(Figure collection entries)
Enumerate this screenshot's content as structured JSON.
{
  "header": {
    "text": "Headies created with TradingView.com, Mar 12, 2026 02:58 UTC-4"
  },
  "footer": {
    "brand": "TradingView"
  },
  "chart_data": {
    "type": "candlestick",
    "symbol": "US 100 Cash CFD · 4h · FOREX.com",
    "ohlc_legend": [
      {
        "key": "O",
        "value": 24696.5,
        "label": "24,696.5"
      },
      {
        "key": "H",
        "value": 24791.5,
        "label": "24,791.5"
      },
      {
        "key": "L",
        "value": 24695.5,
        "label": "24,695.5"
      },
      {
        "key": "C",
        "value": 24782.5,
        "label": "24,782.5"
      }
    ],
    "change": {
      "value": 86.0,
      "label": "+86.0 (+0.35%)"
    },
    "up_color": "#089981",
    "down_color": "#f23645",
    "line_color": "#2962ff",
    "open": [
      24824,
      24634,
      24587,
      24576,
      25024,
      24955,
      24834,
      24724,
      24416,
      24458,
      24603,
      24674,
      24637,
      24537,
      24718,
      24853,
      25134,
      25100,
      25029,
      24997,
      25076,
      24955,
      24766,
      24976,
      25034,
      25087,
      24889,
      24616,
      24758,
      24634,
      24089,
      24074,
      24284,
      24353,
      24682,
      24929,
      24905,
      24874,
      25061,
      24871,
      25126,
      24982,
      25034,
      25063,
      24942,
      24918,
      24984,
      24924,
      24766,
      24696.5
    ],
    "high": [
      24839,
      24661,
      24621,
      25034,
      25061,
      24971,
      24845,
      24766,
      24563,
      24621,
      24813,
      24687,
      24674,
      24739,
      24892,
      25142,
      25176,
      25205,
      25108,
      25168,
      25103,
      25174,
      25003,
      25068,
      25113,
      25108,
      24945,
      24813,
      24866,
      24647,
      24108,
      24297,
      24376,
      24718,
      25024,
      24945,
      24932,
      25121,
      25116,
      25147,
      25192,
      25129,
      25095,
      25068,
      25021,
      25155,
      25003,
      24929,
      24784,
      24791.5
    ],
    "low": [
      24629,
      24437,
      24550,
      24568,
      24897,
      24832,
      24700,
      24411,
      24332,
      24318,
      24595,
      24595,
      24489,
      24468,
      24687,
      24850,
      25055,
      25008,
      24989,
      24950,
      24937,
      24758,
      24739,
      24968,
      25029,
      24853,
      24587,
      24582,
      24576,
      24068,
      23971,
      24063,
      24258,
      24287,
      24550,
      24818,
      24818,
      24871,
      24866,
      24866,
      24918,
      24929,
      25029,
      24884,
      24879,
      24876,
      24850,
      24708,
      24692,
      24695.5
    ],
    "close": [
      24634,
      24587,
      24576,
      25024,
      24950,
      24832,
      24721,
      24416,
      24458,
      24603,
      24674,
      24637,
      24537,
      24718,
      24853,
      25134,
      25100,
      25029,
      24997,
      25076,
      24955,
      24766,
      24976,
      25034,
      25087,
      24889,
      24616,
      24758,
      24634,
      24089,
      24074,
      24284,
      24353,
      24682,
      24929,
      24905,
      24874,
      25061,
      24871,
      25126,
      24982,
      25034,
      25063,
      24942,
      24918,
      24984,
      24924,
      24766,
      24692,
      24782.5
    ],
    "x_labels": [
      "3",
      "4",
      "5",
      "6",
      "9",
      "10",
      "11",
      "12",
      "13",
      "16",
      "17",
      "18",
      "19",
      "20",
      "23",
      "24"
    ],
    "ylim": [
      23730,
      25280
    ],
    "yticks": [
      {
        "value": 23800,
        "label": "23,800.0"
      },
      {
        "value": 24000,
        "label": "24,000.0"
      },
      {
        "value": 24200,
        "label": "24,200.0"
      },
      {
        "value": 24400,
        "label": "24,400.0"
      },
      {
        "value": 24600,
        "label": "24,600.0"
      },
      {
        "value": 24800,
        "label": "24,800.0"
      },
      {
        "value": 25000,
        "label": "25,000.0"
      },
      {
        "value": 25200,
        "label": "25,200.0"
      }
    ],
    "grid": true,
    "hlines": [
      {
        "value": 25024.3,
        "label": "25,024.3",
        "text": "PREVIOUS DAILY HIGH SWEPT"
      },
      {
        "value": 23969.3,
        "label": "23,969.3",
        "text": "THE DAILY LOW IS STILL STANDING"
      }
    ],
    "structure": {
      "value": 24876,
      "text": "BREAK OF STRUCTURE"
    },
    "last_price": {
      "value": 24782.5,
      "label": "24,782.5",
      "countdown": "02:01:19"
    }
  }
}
...
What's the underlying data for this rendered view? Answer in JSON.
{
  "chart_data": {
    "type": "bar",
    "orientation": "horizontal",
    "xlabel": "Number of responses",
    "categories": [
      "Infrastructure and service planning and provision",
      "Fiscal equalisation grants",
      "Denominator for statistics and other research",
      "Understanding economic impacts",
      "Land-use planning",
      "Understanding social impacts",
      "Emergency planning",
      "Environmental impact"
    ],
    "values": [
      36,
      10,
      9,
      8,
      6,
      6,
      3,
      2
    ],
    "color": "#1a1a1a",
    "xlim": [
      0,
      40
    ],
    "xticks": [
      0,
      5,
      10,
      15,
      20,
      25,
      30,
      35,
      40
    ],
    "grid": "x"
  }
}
...
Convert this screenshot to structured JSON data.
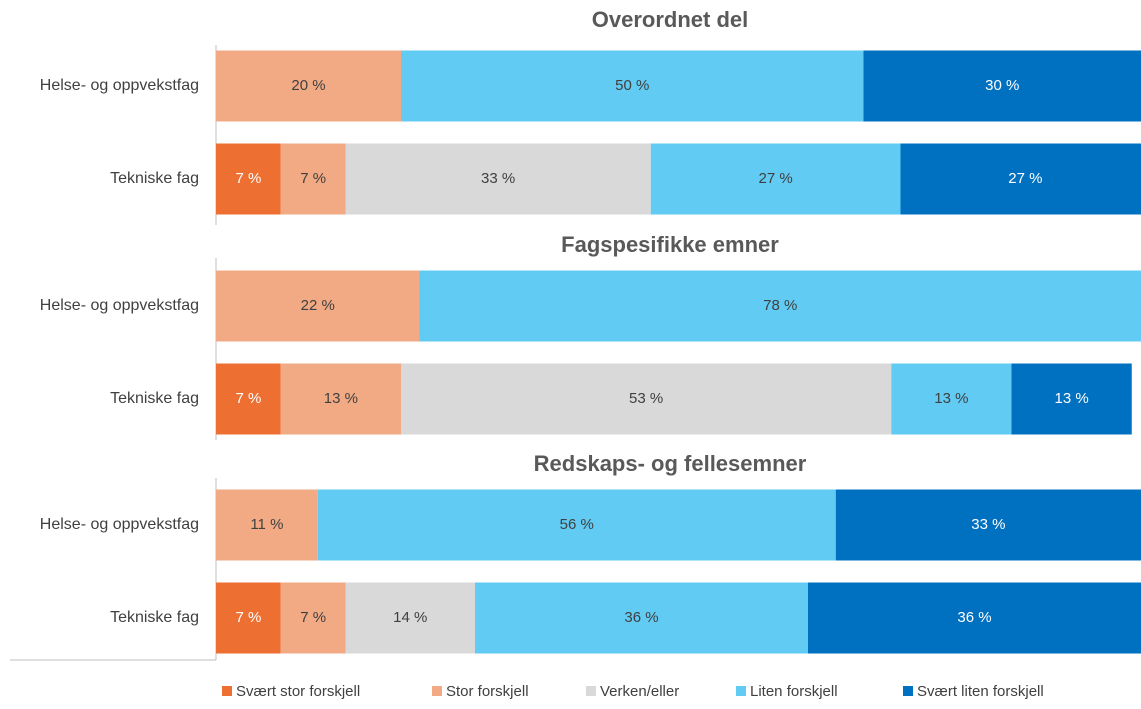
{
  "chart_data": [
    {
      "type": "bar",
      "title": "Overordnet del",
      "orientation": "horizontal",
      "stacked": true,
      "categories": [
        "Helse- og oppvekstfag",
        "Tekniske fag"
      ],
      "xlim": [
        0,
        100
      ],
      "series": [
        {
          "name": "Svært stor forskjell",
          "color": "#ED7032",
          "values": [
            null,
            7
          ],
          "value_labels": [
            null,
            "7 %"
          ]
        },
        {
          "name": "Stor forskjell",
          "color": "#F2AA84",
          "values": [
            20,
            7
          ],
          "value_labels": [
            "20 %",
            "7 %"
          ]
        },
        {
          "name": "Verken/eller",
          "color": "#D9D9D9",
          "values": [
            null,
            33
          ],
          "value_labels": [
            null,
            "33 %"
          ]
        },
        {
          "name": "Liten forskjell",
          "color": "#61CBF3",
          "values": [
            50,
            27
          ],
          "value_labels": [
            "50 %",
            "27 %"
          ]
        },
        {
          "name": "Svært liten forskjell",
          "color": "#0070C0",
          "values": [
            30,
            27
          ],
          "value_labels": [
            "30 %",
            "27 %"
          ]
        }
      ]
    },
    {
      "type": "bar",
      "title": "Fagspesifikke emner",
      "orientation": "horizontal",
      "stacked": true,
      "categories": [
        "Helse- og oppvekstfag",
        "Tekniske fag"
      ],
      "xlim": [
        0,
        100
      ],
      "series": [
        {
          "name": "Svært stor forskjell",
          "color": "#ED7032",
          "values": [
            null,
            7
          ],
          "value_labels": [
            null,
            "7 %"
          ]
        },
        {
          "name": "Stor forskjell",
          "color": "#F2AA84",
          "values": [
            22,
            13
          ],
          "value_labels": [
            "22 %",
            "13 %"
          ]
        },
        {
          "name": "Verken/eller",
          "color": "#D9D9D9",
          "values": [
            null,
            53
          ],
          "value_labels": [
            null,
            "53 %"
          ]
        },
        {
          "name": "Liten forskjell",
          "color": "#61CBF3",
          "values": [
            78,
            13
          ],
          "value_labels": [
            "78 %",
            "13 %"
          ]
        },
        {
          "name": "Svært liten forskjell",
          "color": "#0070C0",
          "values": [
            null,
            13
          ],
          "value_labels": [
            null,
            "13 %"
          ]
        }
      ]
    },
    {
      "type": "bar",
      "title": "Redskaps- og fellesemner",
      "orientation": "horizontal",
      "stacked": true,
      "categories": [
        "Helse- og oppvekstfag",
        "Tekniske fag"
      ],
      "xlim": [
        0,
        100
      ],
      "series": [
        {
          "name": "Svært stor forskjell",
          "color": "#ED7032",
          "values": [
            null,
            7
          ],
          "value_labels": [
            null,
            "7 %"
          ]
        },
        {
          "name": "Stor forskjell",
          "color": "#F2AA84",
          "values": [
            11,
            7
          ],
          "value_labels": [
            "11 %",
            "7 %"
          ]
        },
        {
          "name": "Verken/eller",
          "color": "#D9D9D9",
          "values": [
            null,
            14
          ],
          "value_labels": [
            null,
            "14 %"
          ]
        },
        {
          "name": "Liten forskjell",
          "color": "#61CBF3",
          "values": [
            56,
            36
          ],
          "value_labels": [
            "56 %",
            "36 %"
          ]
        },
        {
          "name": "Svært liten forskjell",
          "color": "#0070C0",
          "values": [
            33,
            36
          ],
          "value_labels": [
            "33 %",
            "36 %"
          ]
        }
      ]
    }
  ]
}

SET PROBLEM
Find the word "screenshot" in the entries, and copy every line it shows up in.

FINISHED EXERCISE
Enumerate this screenshot's content as structured JSON.
Convert this screenshot to structured JSON data.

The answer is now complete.